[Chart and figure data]

--- --- ---

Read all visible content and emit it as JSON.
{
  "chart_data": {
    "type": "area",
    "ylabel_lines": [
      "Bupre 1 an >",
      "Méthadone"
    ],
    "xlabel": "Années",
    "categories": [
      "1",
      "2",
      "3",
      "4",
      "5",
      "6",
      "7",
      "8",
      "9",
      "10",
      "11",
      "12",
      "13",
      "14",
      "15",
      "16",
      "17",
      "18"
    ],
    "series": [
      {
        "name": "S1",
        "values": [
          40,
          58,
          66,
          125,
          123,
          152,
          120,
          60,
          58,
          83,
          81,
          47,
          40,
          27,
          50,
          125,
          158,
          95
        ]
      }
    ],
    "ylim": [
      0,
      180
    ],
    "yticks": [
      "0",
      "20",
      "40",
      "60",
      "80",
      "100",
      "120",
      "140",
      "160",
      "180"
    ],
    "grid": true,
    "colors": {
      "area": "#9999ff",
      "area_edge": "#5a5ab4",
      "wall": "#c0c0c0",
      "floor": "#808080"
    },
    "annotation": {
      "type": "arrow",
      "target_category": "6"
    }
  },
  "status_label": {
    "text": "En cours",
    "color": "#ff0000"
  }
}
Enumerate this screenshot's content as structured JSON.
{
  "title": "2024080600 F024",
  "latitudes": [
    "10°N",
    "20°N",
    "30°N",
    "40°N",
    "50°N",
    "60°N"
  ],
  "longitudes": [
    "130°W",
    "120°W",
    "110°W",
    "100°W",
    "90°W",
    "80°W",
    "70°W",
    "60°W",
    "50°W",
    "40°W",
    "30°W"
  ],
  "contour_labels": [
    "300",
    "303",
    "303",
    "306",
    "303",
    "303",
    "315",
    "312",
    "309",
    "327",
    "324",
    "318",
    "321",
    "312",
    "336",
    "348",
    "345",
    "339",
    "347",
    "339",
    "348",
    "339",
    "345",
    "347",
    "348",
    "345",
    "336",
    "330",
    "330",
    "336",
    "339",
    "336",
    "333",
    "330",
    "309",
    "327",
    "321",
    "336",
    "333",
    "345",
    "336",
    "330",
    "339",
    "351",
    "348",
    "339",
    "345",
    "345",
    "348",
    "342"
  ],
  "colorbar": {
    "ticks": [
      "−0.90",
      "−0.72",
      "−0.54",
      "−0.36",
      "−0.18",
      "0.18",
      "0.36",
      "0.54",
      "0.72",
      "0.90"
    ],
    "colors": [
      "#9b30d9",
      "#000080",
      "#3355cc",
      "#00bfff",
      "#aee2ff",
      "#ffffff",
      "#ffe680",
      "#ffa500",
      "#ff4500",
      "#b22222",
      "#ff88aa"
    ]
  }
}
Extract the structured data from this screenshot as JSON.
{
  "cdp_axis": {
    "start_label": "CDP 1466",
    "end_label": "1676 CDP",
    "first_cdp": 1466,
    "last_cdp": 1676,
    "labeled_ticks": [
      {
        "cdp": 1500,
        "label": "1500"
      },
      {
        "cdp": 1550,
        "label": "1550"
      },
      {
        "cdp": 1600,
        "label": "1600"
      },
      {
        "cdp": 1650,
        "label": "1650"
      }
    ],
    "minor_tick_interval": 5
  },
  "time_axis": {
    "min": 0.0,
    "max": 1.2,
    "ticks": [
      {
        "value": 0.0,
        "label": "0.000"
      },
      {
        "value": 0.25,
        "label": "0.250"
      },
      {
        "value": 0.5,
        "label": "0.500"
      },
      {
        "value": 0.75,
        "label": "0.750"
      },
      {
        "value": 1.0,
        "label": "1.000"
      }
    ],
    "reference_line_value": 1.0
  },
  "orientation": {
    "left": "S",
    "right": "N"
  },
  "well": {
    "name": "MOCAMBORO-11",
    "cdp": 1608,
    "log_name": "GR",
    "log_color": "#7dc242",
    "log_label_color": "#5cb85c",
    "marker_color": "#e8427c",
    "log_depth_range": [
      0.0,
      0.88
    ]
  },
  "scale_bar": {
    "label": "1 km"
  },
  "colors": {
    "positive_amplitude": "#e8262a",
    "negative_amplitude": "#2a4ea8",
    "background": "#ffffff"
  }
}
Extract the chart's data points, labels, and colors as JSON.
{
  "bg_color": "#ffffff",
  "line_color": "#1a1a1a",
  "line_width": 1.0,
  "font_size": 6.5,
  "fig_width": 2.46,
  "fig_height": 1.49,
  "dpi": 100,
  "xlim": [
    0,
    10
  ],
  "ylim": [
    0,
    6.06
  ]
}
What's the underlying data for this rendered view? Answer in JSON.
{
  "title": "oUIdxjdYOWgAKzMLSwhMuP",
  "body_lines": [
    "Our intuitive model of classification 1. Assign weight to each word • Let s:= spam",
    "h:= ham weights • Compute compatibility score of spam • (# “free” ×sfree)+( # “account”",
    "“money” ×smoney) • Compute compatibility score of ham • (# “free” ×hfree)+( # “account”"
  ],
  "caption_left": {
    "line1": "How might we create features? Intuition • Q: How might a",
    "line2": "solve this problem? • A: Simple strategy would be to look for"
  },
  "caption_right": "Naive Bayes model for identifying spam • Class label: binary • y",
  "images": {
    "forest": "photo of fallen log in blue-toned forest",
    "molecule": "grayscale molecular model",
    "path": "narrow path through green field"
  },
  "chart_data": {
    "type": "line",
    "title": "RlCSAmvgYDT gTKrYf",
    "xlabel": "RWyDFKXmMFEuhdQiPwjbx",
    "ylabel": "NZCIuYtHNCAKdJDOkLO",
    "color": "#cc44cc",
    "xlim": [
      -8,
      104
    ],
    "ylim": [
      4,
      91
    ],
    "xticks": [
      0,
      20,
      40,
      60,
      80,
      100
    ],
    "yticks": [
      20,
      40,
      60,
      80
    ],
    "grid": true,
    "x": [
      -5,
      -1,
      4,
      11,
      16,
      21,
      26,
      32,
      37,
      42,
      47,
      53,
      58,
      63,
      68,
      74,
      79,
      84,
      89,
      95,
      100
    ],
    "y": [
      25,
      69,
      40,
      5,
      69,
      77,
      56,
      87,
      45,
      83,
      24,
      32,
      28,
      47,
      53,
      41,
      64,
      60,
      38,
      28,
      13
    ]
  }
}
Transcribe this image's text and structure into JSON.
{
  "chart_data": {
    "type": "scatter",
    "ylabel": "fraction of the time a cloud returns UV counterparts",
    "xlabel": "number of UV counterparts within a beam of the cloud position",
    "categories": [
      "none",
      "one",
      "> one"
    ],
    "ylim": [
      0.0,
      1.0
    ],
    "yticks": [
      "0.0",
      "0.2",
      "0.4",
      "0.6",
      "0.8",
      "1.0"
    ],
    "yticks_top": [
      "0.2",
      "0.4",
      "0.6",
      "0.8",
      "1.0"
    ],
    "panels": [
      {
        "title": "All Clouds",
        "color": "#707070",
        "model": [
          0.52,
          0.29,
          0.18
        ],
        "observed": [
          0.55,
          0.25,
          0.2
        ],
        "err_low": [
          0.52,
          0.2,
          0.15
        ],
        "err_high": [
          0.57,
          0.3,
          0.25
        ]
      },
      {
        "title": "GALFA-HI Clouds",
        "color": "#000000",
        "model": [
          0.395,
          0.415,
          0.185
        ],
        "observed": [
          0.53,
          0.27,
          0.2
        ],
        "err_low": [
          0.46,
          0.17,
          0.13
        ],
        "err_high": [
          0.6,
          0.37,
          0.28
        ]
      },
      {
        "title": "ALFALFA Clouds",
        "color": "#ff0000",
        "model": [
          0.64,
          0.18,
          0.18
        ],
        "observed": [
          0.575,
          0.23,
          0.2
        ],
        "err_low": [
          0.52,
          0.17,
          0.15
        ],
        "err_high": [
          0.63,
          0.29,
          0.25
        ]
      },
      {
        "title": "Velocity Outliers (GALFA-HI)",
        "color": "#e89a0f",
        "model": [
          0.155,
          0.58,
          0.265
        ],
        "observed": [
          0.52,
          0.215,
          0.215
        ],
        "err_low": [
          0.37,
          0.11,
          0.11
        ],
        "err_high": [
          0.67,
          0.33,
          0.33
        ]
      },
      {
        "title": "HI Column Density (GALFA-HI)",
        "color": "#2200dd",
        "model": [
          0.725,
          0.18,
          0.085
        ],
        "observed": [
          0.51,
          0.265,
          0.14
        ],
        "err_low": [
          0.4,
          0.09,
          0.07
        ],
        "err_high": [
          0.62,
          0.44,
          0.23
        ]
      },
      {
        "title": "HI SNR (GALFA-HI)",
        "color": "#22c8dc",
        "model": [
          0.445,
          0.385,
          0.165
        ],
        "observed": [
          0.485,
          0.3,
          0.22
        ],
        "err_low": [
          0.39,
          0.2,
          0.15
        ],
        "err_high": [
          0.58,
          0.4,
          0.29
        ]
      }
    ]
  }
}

--- --- ---

[Request]
Where a line of the entries contains the word "Compute", copy that line.

[Solved exercise]
    "h:= ham weights • Compute compatibility score of spam • (# “free” ×sfree)+( # “account”",
    "“money” ×smoney) • Compute compatibility score of ham • (# “free” ×hfree)+( # “account”"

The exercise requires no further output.